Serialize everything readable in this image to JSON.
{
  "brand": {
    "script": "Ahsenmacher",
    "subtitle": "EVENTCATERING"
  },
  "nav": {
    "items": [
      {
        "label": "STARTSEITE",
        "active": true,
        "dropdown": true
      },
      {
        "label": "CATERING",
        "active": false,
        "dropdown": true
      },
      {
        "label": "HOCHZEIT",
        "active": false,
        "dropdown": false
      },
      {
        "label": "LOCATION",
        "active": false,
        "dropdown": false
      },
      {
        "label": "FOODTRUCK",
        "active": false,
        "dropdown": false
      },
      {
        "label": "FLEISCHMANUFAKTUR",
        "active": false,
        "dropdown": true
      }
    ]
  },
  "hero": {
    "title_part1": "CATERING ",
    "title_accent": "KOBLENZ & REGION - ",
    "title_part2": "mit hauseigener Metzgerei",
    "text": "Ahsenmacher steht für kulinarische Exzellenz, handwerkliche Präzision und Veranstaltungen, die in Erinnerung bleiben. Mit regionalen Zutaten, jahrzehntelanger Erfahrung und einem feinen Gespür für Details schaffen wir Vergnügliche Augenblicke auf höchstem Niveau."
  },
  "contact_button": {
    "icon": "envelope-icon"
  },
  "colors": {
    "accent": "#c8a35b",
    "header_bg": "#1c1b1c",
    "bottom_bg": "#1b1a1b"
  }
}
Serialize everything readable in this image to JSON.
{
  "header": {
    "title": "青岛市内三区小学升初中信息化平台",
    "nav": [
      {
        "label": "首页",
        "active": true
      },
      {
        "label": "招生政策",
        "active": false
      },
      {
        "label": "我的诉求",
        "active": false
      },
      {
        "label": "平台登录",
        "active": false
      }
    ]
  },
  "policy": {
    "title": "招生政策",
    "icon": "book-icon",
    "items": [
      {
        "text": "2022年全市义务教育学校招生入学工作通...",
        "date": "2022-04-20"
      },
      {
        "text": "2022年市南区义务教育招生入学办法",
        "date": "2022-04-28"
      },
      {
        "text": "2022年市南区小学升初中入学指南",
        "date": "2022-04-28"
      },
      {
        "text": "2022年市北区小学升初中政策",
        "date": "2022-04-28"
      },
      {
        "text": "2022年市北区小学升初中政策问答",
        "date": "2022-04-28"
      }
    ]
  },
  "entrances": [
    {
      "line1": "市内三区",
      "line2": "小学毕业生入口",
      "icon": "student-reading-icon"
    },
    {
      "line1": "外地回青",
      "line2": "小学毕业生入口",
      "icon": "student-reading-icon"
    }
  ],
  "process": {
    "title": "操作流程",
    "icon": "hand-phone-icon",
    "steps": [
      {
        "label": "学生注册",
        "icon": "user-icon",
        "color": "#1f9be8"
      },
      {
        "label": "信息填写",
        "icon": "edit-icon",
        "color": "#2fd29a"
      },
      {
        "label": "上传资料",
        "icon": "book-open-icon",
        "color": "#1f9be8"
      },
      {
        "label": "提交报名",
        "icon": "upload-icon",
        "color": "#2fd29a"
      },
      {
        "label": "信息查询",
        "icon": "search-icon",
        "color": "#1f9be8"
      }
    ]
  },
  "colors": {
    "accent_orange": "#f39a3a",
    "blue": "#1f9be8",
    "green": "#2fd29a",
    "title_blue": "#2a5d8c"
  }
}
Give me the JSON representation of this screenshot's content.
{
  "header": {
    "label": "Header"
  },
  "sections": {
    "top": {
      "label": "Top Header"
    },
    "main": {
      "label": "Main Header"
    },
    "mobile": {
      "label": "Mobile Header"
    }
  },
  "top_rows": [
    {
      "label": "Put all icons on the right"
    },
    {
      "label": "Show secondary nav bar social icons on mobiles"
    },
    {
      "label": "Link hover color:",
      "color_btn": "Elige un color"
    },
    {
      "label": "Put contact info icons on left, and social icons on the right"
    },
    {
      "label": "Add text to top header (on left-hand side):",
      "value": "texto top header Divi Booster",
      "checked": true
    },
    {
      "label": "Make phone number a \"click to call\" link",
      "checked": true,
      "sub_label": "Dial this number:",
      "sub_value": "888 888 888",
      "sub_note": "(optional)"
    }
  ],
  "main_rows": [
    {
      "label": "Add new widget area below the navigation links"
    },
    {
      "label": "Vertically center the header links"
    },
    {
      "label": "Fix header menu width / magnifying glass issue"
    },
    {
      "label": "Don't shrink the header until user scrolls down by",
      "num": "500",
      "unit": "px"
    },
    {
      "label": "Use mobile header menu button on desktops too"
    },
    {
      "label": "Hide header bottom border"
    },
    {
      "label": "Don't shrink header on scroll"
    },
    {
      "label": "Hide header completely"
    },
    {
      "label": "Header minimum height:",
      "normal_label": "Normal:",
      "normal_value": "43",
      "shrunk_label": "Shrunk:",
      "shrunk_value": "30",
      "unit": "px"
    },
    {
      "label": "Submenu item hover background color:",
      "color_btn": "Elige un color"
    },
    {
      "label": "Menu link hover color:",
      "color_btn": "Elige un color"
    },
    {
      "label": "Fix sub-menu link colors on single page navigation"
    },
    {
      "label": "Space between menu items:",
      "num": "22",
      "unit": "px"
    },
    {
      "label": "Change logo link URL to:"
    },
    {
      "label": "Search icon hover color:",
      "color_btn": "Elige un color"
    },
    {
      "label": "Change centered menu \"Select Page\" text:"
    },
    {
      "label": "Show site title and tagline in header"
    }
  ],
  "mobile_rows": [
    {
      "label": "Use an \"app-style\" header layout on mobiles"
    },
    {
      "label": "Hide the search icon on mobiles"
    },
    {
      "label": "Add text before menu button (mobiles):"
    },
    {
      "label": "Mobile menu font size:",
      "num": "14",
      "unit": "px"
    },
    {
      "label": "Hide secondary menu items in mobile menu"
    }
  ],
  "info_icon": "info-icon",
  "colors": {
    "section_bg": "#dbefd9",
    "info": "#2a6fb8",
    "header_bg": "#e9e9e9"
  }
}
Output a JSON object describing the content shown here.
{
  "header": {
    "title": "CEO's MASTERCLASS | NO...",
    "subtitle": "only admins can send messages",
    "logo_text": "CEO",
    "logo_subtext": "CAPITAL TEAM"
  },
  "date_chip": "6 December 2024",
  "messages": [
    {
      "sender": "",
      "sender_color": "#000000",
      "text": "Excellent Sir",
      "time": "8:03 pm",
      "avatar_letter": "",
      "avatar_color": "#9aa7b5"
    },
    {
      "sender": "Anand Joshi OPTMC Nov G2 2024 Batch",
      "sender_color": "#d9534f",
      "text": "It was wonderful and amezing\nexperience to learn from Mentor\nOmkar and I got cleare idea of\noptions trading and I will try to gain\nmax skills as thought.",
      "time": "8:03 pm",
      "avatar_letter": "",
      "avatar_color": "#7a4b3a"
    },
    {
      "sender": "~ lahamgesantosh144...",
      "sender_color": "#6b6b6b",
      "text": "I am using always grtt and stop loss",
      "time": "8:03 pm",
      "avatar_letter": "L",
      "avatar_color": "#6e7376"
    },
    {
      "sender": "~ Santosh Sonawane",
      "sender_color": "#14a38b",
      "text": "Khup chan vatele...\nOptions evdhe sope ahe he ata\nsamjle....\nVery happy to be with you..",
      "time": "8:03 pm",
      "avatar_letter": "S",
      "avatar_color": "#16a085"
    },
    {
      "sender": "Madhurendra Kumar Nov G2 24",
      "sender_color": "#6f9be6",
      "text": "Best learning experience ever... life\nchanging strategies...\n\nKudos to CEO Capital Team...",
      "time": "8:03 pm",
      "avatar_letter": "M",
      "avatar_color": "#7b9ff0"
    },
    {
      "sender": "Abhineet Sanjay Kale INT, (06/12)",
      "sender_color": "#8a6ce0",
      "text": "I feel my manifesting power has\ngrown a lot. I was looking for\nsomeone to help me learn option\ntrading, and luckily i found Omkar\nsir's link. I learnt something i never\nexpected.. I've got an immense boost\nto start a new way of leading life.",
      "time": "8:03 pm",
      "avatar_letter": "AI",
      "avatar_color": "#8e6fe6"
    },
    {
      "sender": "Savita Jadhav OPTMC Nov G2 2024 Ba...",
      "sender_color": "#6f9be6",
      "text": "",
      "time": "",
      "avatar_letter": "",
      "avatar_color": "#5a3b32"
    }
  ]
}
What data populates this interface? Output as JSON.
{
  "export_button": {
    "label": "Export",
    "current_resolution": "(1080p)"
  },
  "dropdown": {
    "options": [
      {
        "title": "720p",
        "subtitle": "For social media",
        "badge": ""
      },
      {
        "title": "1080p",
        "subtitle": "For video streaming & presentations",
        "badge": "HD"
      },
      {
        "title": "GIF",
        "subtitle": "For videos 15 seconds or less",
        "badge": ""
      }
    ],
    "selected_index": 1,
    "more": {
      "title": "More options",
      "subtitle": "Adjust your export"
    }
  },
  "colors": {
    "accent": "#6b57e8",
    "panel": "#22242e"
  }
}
^^^^^^^^^^^^^^^^
Problem details:
Gather all lines where the word "Hide" appears.

The completed task:
      "label": "Hide header bottom border"
      "label": "Hide header completely"
      "label": "Hide the search icon on mobiles"
      "label": "Hide secondary menu items in mobile menu"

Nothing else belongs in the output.